**PROBLEM**
Retype the lines below word for word, from the very first one through the line that contains "- title-scroll[interactable]: Scroll: [82, 587, 244, 603]".

:::

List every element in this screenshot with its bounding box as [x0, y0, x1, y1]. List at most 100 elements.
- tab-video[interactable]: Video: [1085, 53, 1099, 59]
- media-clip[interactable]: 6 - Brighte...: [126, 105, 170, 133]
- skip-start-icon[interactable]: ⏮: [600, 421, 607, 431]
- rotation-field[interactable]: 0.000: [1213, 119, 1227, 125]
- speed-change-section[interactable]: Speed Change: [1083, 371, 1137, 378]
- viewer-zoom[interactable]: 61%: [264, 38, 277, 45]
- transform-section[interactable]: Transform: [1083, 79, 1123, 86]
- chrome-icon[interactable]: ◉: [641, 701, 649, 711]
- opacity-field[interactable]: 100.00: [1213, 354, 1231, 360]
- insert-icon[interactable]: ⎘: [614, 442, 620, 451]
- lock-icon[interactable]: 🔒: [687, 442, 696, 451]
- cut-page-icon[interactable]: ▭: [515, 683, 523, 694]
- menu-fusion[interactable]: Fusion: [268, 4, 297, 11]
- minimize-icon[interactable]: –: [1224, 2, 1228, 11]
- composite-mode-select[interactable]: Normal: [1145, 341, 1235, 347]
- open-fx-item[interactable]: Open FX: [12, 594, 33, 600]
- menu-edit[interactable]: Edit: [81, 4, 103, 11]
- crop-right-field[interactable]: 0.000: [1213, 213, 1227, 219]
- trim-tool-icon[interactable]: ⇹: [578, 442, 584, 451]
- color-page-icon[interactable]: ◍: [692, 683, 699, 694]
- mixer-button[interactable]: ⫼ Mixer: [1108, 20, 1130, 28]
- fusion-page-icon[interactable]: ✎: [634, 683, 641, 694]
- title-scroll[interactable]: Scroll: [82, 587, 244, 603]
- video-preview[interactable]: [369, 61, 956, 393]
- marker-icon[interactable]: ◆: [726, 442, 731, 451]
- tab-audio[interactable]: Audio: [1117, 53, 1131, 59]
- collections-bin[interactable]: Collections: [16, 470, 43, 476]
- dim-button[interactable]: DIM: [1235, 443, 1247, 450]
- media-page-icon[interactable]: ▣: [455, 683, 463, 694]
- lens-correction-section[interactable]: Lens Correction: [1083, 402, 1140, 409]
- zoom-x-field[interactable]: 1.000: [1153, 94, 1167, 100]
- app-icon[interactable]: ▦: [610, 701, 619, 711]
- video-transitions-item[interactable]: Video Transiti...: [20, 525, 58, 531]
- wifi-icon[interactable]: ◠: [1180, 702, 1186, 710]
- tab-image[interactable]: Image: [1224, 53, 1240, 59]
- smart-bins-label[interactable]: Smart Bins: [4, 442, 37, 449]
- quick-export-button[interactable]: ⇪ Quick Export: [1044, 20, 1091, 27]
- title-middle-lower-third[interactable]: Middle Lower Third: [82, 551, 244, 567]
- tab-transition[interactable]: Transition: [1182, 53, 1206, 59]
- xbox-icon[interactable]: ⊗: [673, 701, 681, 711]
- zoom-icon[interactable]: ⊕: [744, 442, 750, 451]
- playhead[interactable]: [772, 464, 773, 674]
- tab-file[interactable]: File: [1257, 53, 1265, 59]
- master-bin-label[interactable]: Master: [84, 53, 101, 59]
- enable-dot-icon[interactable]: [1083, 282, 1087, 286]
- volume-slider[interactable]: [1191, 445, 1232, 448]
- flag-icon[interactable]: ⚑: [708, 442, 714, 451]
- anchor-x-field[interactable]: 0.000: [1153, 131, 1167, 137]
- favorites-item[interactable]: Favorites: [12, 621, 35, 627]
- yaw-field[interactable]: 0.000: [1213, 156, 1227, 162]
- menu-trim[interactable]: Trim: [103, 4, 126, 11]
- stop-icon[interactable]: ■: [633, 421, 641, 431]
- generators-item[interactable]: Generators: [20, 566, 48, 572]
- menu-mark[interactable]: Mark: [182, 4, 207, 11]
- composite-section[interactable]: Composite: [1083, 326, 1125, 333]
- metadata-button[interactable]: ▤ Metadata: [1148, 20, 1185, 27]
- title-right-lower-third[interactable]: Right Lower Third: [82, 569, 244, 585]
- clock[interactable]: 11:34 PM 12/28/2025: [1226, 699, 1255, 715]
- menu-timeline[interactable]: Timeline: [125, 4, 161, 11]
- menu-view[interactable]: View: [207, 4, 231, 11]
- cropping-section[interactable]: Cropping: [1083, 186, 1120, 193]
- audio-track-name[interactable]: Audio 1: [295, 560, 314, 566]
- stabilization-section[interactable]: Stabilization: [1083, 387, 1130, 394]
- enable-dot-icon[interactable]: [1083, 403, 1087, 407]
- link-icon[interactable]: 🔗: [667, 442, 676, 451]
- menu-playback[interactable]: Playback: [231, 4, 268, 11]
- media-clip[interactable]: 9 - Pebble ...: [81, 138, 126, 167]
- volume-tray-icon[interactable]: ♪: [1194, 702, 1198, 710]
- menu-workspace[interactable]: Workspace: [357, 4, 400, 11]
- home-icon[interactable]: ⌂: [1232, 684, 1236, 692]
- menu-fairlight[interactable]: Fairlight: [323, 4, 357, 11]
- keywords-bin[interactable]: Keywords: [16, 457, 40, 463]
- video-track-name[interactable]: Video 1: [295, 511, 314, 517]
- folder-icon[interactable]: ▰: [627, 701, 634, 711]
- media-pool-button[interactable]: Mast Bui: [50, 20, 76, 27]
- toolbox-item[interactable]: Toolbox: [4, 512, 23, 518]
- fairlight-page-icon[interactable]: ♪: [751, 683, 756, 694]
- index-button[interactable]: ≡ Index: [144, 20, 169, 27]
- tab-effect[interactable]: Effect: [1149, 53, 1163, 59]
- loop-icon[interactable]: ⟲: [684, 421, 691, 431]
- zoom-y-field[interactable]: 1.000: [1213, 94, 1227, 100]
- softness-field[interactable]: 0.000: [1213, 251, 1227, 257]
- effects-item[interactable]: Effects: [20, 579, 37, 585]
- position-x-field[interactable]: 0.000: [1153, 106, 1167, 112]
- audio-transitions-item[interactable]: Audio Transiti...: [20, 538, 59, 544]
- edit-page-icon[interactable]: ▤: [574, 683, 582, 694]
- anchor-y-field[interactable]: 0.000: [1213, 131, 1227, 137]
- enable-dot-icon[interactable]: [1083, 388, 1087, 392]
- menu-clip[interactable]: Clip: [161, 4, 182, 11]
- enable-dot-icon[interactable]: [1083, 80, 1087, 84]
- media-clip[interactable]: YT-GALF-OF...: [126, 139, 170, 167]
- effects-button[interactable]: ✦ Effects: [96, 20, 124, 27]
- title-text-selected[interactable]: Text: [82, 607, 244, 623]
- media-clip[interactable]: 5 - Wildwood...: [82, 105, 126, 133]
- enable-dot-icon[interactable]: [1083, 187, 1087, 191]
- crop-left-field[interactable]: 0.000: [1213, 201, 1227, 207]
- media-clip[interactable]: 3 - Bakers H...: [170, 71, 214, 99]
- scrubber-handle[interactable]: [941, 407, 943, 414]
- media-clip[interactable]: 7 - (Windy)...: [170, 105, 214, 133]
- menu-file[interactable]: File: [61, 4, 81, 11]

:::

**RESPONSE**
List every element in this screenshot with its bounding box as [x0, y0, x1, y1]. List at most 100 elements.
- tab-video[interactable]: Video: [1085, 53, 1099, 59]
- media-clip[interactable]: 6 - Brighte...: [126, 105, 170, 133]
- skip-start-icon[interactable]: ⏮: [600, 421, 607, 431]
- rotation-field[interactable]: 0.000: [1213, 119, 1227, 125]
- speed-change-section[interactable]: Speed Change: [1083, 371, 1137, 378]
- viewer-zoom[interactable]: 61%: [264, 38, 277, 45]
- transform-section[interactable]: Transform: [1083, 79, 1123, 86]
- chrome-icon[interactable]: ◉: [641, 701, 649, 711]
- opacity-field[interactable]: 100.00: [1213, 354, 1231, 360]
- insert-icon[interactable]: ⎘: [614, 442, 620, 451]
- lock-icon[interactable]: 🔒: [687, 442, 696, 451]
- cut-page-icon[interactable]: ▭: [515, 683, 523, 694]
- menu-fusion[interactable]: Fusion: [268, 4, 297, 11]
- minimize-icon[interactable]: –: [1224, 2, 1228, 11]
- composite-mode-select[interactable]: Normal: [1145, 341, 1235, 347]
- open-fx-item[interactable]: Open FX: [12, 594, 33, 600]
- menu-edit[interactable]: Edit: [81, 4, 103, 11]
- crop-right-field[interactable]: 0.000: [1213, 213, 1227, 219]
- trim-tool-icon[interactable]: ⇹: [578, 442, 584, 451]
- color-page-icon[interactable]: ◍: [692, 683, 699, 694]
- mixer-button[interactable]: ⫼ Mixer: [1108, 20, 1130, 28]
- fusion-page-icon[interactable]: ✎: [634, 683, 641, 694]
- title-scroll[interactable]: Scroll: [82, 587, 244, 603]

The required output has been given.